(Data excerpts)
☆ ☆ ☆ ☆
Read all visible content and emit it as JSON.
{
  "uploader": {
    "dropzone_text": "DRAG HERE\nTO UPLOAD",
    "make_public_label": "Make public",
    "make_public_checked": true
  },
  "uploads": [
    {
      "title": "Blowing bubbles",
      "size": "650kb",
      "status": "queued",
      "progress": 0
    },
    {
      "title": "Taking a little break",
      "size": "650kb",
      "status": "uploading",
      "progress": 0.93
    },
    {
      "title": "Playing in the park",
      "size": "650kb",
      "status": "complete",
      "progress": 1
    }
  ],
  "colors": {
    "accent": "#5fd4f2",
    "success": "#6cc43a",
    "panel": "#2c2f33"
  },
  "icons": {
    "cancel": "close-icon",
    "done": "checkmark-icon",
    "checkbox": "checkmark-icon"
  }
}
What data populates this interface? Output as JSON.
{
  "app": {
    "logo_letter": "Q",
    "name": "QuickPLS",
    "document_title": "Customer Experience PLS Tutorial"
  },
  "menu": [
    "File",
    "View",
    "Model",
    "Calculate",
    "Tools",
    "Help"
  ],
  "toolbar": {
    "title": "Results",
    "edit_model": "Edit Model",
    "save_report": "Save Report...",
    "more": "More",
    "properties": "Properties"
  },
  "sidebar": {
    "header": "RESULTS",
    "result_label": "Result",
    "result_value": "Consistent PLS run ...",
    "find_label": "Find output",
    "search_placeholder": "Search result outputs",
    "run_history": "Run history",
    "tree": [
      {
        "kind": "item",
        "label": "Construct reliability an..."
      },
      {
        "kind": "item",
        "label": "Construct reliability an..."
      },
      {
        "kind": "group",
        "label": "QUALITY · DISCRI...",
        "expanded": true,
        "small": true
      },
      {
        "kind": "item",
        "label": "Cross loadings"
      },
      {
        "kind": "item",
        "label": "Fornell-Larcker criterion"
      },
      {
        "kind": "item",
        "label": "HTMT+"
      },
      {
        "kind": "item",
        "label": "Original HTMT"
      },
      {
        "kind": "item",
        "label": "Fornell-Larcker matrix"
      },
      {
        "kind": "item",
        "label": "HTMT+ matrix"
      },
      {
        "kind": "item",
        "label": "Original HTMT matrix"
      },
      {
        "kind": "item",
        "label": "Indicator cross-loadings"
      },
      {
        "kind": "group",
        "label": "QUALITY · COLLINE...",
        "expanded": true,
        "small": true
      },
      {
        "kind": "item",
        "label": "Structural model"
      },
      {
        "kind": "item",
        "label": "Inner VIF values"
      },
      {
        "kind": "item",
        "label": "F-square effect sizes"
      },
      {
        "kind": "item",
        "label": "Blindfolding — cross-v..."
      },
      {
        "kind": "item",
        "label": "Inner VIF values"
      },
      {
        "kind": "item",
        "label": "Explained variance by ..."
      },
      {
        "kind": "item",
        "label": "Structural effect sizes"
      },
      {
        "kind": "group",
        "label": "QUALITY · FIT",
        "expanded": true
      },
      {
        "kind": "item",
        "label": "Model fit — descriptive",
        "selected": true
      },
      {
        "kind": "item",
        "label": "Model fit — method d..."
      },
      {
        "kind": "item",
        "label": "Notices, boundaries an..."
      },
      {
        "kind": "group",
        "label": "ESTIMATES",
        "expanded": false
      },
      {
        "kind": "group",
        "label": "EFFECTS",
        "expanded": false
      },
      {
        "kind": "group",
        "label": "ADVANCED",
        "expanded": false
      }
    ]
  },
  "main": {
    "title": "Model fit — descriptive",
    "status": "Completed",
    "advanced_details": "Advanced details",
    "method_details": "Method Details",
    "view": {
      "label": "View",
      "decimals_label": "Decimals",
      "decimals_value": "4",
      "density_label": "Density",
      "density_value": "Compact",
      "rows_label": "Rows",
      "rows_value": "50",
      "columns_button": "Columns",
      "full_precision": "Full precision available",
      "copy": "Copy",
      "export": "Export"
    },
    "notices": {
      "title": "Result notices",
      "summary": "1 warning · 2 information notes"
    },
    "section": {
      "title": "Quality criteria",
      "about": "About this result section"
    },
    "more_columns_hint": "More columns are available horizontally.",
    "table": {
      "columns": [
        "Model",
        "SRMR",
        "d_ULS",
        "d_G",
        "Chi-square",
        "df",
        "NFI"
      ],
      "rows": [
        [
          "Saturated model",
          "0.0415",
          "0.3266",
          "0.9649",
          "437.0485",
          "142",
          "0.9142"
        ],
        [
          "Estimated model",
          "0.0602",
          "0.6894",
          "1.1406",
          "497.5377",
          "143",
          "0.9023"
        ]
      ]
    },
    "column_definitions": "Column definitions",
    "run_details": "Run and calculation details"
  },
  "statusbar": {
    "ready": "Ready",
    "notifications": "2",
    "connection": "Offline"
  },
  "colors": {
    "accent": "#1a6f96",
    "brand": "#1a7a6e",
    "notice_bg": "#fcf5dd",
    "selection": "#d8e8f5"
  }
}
☆ ☆ ☆ ☆
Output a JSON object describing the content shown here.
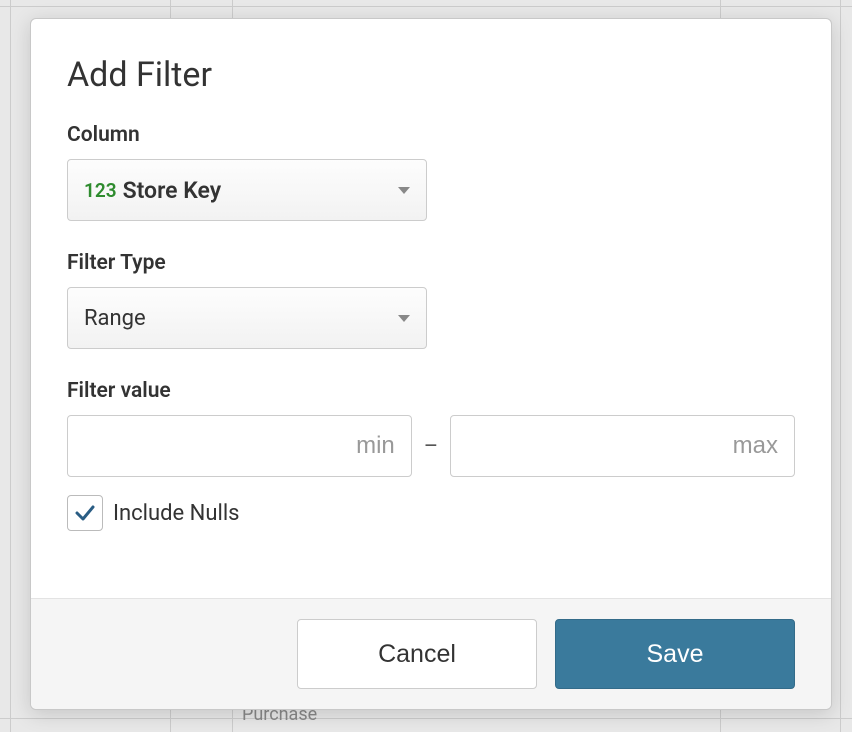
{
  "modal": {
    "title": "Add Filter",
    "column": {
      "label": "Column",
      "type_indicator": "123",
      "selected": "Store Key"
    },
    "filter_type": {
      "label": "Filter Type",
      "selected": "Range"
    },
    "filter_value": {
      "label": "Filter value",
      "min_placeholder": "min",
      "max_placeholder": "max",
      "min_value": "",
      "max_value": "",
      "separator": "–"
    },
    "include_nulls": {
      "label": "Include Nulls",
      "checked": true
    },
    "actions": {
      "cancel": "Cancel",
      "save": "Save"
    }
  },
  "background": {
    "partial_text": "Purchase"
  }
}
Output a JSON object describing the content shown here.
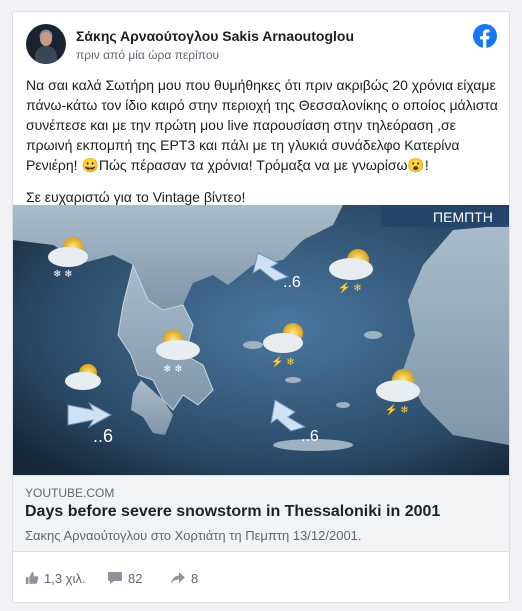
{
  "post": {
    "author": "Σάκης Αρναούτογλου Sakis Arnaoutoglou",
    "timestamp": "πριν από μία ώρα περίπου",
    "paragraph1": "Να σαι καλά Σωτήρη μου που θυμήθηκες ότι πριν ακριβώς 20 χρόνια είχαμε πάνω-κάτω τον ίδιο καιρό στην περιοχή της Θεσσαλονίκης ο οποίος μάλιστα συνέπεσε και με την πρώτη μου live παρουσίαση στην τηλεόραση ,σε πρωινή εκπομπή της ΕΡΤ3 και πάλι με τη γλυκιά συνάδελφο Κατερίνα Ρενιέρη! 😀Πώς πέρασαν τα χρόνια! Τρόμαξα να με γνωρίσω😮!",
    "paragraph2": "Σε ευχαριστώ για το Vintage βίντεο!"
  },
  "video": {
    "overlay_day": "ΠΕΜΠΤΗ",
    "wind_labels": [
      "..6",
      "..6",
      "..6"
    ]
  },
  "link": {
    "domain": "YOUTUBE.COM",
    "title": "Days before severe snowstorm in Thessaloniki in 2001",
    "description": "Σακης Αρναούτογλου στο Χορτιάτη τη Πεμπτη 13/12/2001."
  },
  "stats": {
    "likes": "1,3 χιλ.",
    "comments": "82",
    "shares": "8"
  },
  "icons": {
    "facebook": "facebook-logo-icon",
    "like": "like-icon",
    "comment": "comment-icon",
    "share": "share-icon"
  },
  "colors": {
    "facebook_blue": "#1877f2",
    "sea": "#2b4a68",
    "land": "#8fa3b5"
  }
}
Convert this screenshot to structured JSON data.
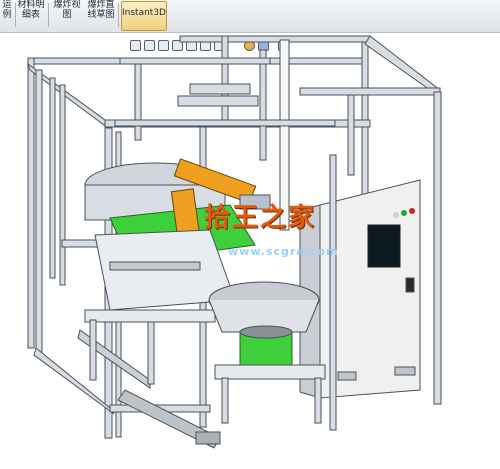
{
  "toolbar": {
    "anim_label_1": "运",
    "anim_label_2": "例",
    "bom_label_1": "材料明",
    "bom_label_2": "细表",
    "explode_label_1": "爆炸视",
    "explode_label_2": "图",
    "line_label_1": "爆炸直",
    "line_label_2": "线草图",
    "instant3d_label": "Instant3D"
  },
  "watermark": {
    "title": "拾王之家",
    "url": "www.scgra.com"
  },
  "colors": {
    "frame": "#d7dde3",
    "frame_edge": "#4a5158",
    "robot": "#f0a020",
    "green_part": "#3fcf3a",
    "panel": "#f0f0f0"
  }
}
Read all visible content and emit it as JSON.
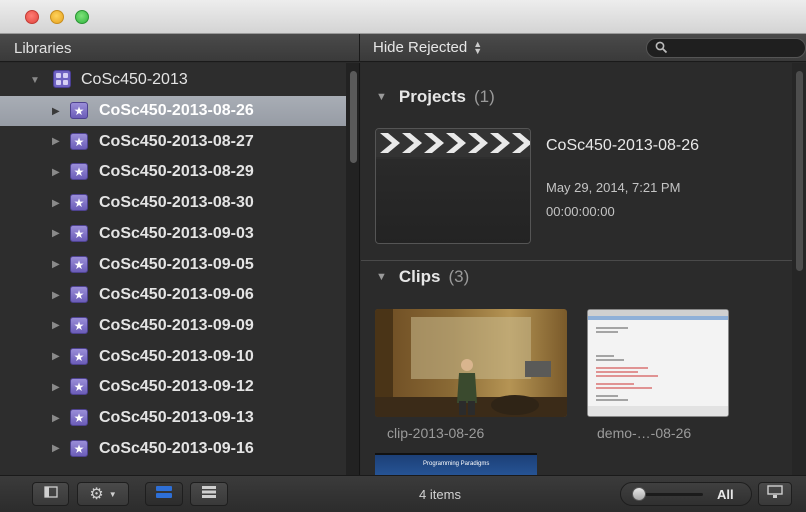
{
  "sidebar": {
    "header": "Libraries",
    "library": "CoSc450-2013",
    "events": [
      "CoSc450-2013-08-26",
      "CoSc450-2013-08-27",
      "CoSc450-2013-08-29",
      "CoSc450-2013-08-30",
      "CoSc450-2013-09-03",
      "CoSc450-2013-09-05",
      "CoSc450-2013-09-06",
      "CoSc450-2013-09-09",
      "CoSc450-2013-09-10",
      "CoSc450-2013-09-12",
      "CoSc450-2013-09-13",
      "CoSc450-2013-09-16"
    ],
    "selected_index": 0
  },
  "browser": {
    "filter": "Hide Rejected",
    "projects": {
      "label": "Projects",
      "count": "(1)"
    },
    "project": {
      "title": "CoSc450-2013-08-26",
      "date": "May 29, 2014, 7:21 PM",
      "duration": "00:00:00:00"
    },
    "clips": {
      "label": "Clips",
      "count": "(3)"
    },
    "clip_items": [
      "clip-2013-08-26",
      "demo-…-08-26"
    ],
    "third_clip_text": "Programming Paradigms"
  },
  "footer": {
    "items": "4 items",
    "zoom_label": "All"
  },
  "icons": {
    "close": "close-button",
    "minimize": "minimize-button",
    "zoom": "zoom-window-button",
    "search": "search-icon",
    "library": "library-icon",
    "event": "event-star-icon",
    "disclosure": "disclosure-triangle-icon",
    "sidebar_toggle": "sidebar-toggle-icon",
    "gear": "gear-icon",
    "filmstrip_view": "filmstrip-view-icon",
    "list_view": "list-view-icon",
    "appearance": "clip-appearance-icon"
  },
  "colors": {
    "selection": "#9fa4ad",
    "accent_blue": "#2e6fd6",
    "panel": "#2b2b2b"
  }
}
☆ ☆ ☆ ☆
== Task goal ==
Look over the listing above. Pick out and copy every line that includes "close".

== Expected output ==
    "cancel": "close-icon",
    "close": "close-button",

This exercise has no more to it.